» Kutipan Teks
---+---

Untuk kasus ukhti, hal-hal di atas haruslah dipahami terlebih dahulu. Ada bagian dari uang yang berputar yang memang menjadi hak ukhti sepenuhnya (yaitu mahar) dan karena ini adalah hak yang harus ukhti terima maka tidak boleh keluar dari kantong/dompet ukhti tapi harus datang dari pihak calon suami. Besar kecil tidak menjadi persoalan selama itu diberikan dengan keikhlasan. Jadi pernyataan kamu yang mengatakan :
“Jadi untuk beli mas kawin aja dia belum bisa. “
haruslah dipikirkan lagi. Karena sebanyak apapun uang yang kamu miliki, yang namanya mas kawin tidak boleh kamu sendiri yang mengusahakan pengadaannya. Harus dia sendiri yang mengusahakannya. Jikapun ternyata bentuknya sangat sederhana, yah, memang jangan dilihat dari mahal atau tidaknya tapi keikhlasannya. Kalau memang mampunya sebegitu, jangan dipaksakan atau dimanipulasi lagi hanya karena khawatir takut ditertawakan atau dilecehkan orang. Intinya adalah jujur dan ikhlas dan bukan perkara jual beli seperti yang ukhti prasangkakan.
Seterusnya, untuk nyelenggarain pesta perkawinan, yang sangat sederhana sekalipun, tetap ada biaya yang harus dikeluarkan dan sekali lagi ini bukanlah persoalan jual beli tapi lebih cocok dikatakan sebagai kesepakatan. Secara syariat Islam, tidak diperinci bagaimana penyelenggaraan pengumuman pernikahan (walimah perkawinan) tersebut selama hal itu diselenggarakan dalam keadaan aman dari fitnah serta dengan memperhatikan kewajiban menutup aurat. Artinya ini masuk wilayah muamallah.
”Walimah itu adalah hak (benar). Menyelenggarakan walimah untuk yang kedua adalah kebaikan dan menyelenggarakannya untuk yang ketiga adalah suatu kesombongan.” (HR Thabrani)
”Sejelek-jelek makanan ialah makanan walimah, yang orang kaya diundang sedang orang miskin tidak diundang, dan walimah itu adalah hak…” (HR Muslm)

---+---

» Data yang Ditampilkan
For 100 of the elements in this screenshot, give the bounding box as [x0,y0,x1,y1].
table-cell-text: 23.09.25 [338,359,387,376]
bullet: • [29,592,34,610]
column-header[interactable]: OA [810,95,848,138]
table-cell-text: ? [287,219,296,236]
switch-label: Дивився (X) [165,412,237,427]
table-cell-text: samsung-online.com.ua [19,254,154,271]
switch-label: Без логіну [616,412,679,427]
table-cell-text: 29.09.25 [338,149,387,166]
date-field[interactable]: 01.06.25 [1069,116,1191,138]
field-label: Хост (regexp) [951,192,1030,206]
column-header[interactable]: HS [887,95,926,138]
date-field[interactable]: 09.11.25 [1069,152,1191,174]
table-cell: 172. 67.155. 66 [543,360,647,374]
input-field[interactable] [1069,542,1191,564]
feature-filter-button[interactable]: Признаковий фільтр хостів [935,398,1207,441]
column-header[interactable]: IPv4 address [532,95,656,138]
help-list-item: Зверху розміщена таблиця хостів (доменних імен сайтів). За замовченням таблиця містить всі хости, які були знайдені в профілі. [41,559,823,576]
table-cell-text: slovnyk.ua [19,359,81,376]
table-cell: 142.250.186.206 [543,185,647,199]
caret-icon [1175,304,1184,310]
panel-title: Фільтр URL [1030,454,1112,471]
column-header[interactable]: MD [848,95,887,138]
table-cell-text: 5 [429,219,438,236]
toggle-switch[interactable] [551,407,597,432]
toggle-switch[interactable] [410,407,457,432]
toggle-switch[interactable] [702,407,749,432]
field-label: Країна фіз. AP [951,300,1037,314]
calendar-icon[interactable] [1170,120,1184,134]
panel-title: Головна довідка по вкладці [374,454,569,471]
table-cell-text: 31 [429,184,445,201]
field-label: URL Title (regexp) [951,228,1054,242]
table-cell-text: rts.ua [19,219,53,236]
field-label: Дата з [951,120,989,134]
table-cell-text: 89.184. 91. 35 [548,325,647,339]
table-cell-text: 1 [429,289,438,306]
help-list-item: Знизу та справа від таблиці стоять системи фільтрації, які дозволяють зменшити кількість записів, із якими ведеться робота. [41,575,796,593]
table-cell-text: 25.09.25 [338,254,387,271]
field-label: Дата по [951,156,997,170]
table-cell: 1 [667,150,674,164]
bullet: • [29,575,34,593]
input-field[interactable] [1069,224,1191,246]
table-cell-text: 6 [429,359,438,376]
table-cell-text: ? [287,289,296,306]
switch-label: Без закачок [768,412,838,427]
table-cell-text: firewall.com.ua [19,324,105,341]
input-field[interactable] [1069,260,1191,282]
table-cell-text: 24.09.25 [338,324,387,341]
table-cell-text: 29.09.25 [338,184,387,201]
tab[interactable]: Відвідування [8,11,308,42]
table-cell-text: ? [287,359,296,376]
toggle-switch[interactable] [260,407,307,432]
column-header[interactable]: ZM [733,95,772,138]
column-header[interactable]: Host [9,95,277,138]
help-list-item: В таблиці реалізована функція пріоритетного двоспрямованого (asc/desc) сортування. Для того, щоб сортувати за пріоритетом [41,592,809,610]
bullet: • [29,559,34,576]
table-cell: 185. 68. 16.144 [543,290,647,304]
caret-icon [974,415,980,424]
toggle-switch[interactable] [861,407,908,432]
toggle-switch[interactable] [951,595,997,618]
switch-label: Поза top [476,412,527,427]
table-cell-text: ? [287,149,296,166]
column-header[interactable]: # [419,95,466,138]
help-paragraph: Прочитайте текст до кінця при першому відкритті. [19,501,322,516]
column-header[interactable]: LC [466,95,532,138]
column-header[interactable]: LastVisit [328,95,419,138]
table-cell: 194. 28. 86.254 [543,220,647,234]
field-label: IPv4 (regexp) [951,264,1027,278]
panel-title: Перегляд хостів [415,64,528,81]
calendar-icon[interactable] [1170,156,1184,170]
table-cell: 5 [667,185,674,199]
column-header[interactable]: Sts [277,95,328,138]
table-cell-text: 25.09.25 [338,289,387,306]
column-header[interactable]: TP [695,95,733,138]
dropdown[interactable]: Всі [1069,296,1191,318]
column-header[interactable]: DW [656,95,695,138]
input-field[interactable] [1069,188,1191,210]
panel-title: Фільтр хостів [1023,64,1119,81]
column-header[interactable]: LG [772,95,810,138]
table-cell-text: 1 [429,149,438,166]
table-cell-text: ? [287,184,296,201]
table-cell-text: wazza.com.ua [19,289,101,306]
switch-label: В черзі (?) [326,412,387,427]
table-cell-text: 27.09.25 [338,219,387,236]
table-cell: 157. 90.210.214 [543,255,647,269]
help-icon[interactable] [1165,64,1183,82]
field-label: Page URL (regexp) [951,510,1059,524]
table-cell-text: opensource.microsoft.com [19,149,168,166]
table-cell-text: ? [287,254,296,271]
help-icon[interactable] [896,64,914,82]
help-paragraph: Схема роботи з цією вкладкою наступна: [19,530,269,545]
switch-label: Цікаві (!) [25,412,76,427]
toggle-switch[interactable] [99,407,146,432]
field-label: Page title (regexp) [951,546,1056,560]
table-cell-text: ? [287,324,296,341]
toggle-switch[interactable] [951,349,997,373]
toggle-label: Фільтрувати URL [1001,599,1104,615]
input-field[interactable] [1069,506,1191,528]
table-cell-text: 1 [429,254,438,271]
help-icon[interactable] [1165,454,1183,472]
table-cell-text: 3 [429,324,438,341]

---+---

» Instruksi Tugas
Tolong jawab pertanyaan berikut berdasarkan kutipan tentang mahar dan walimah, satu jawaban per baris dengan nomor yang sama:
1. Mahar harus datang dari pihak siapa?
2. Menurut hadis riwayat Thabrani, menyelenggarakan walimah untuk yang ketiga disebut apa?
3. Menurut hadis yang dikutip terakhir, makanan apa yang disebut "sejelek-jelek makanan"?

» Jawaban Tugas
1. Dari pihak calon suami.
2. Suatu kesombongan.
3. Makanan walimah yang orang kayanya diundang, sedangkan orang miskinnya tidak diundang.